DATA TO USE:
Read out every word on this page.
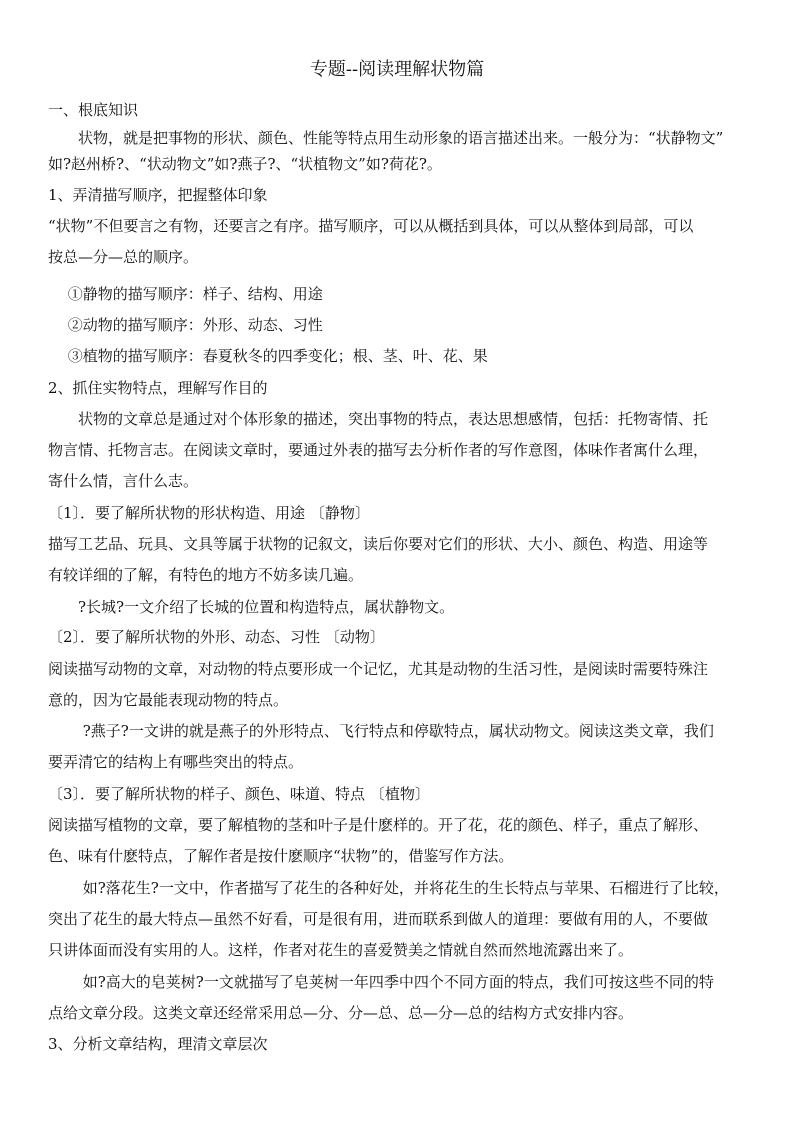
专题--阅读理解状物篇
一、根底知识
　　状物，就是把事物的形状、颜色、性能等特点用生动形象的语言描述出来。一般分为：“状静物文”
如?赵州桥?、“状动物文”如?燕子?、“状植物文”如?荷花?。
1、弄清描写顺序，把握整体印象
“状物”不但要言之有物，还要言之有序。描写顺序，可以从概括到具体，可以从整体到局部，可以
按总—分—总的顺序。
　 ①静物的描写顺序：样子、结构、用途
　 ②动物的描写顺序：外形、动态、习性
　 ③植物的描写顺序：春夏秋冬的四季变化；根、茎、叶、花、果
2、抓住实物特点，理解写作目的
　　状物的文章总是通过对个体形象的描述，突出事物的特点，表达思想感情，包括：托物寄情、托
物言情、托物言志。在阅读文章时，要通过外表的描写去分析作者的写作意图，体味作者寓什么理，
寄什么情，言什么志。
〔1〕．要了解所状物的形状构造、用途 〔静物〕
描写工艺品、玩具、文具等属于状物的记叙文，读后你要对它们的形状、大小、颜色、构造、用途等
有较详细的了解，有特色的地方不妨多读几遍。
　　?长城?一文介绍了长城的位置和构造特点，属状静物文。
〔2〕．要了解所状物的外形、动态、习性 〔动物〕
阅读描写动物的文章，对动物的特点要形成一个记忆，尤其是动物的生活习性，是阅读时需要特殊注
意的，因为它最能表现动物的特点。
　　 ?燕子?一文讲的就是燕子的外形特点、飞行特点和停歇特点，属状动物文。阅读这类文章，我们
要弄清它的结构上有哪些突出的特点。
〔3〕．要了解所状物的样子、颜色、味道、特点 〔植物〕
阅读描写植物的文章，要了解植物的茎和叶子是什麽样的。开了花，花的颜色、样子，重点了解形、
色、味有什麽特点，了解作者是按什麽顺序“状物”的，借鉴写作方法。
　　 如?落花生?一文中，作者描写了花生的各种好处，并将花生的生长特点与苹果、石榴进行了比较，
突出了花生的最大特点—虽然不好看，可是很有用，进而联系到做人的道理：要做有用的人，不要做
只讲体面而没有实用的人。这样，作者对花生的喜爱赞美之情就自然而然地流露出来了。
　　 如?高大的皂荚树?一文就描写了皂荚树一年四季中四个不同方面的特点，我们可按这些不同的特
点给文章分段。这类文章还经常采用总—分、分—总、总—分—总的结构方式安排内容。
3、分析文章结构，理清文章层次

REQUIREMENTS: Reproduce each line of the records exactly, and omit every picture.

ANSWER TO THE EXERCISE:
Read out every word on this page.
专题--阅读理解状物篇
一、根底知识
　　状物，就是把事物的形状、颜色、性能等特点用生动形象的语言描述出来。一般分为：“状静物文”
如?赵州桥?、“状动物文”如?燕子?、“状植物文”如?荷花?。
1、弄清描写顺序，把握整体印象
“状物”不但要言之有物，还要言之有序。描写顺序，可以从概括到具体，可以从整体到局部，可以
按总—分—总的顺序。
　 ①静物的描写顺序：样子、结构、用途
　 ②动物的描写顺序：外形、动态、习性
　 ③植物的描写顺序：春夏秋冬的四季变化；根、茎、叶、花、果
2、抓住实物特点，理解写作目的
　　状物的文章总是通过对个体形象的描述，突出事物的特点，表达思想感情，包括：托物寄情、托
物言情、托物言志。在阅读文章时，要通过外表的描写去分析作者的写作意图，体味作者寓什么理，
寄什么情，言什么志。
〔1〕．要了解所状物的形状构造、用途 〔静物〕
描写工艺品、玩具、文具等属于状物的记叙文，读后你要对它们的形状、大小、颜色、构造、用途等
有较详细的了解，有特色的地方不妨多读几遍。
　　?长城?一文介绍了长城的位置和构造特点，属状静物文。
〔2〕．要了解所状物的外形、动态、习性 〔动物〕
阅读描写动物的文章，对动物的特点要形成一个记忆，尤其是动物的生活习性，是阅读时需要特殊注
意的，因为它最能表现动物的特点。
　　 ?燕子?一文讲的就是燕子的外形特点、飞行特点和停歇特点，属状动物文。阅读这类文章，我们
要弄清它的结构上有哪些突出的特点。
〔3〕．要了解所状物的样子、颜色、味道、特点 〔植物〕
阅读描写植物的文章，要了解植物的茎和叶子是什麽样的。开了花，花的颜色、样子，重点了解形、
色、味有什麽特点，了解作者是按什麽顺序“状物”的，借鉴写作方法。
　　 如?落花生?一文中，作者描写了花生的各种好处，并将花生的生长特点与苹果、石榴进行了比较，
突出了花生的最大特点—虽然不好看，可是很有用，进而联系到做人的道理：要做有用的人，不要做
只讲体面而没有实用的人。这样，作者对花生的喜爱赞美之情就自然而然地流露出来了。
　　 如?高大的皂荚树?一文就描写了皂荚树一年四季中四个不同方面的特点，我们可按这些不同的特
点给文章分段。这类文章还经常采用总—分、分—总、总—分—总的结构方式安排内容。
3、分析文章结构，理清文章层次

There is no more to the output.